What you should do: Look through the material below, count the lines containing the word "response", and state only the count.

Dataset rows:
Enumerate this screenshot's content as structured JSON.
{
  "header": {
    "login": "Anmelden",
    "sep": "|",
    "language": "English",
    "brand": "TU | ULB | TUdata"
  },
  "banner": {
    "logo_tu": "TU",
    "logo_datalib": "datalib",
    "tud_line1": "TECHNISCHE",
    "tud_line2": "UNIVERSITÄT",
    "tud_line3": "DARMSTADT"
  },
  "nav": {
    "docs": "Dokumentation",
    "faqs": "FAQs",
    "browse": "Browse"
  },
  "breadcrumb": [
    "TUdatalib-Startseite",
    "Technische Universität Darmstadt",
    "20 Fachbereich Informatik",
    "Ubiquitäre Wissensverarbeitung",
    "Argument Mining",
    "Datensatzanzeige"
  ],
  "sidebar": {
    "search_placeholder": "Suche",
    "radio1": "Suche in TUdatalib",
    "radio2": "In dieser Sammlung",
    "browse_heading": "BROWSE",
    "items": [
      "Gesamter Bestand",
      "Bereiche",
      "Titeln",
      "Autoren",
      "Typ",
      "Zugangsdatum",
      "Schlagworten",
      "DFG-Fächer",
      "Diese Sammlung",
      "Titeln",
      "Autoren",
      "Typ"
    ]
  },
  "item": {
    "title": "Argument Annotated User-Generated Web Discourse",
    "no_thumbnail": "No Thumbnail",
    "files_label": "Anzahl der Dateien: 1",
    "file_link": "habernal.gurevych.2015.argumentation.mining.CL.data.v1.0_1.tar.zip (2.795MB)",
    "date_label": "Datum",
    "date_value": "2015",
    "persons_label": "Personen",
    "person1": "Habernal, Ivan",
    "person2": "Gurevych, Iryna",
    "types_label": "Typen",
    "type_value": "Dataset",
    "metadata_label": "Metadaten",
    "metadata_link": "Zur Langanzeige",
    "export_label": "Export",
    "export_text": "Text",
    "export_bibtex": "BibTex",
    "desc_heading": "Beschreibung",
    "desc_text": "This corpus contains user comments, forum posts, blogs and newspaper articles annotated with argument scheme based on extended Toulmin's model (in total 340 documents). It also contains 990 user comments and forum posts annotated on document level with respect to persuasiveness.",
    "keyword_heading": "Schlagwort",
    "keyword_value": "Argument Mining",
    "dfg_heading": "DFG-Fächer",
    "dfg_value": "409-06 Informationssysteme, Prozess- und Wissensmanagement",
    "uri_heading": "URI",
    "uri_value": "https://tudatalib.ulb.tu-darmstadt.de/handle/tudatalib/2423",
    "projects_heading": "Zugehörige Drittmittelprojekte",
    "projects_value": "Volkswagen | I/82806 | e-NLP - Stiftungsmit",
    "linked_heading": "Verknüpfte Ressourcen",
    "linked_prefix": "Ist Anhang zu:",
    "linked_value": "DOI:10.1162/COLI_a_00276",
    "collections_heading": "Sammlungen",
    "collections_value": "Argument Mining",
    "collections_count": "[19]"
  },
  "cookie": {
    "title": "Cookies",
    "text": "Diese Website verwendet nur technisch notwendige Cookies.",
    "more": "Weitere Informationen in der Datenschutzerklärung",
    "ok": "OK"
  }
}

--

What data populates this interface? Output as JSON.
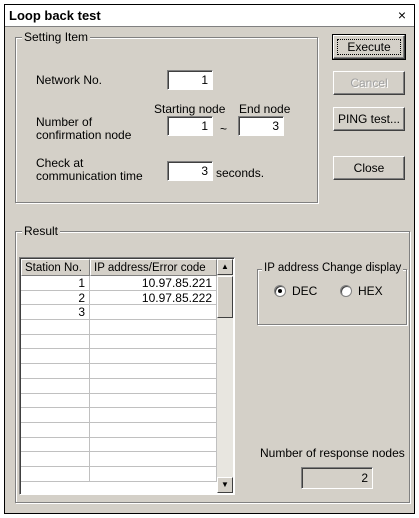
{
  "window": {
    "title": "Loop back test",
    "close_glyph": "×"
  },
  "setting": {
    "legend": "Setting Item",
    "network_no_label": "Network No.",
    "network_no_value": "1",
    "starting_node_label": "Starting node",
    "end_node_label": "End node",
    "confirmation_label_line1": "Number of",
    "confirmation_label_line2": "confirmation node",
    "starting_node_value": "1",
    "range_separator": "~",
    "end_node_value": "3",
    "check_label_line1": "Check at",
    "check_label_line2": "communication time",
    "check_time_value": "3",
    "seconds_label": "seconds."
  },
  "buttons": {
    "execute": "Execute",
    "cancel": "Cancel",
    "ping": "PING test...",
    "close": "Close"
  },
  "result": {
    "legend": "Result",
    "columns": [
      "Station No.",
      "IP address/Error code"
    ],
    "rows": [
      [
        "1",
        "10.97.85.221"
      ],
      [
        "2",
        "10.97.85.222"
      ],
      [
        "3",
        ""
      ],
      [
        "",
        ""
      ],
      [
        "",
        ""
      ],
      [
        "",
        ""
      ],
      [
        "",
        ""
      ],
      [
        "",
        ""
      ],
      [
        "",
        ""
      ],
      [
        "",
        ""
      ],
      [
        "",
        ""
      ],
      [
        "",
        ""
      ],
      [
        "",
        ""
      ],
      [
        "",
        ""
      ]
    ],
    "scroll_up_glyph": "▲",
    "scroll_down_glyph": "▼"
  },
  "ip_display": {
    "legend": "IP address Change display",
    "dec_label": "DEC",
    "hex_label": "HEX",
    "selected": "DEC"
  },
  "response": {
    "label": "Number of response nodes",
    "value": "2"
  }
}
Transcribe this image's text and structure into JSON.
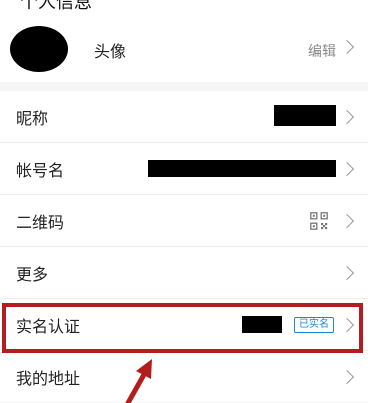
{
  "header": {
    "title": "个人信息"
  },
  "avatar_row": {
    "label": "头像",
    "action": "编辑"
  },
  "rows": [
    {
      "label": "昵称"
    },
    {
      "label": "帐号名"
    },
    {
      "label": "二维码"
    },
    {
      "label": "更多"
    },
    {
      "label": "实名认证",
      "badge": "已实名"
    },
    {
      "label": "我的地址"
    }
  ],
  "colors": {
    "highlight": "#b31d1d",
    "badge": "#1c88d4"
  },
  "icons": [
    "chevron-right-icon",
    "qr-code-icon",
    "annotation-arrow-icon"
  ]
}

Result: 2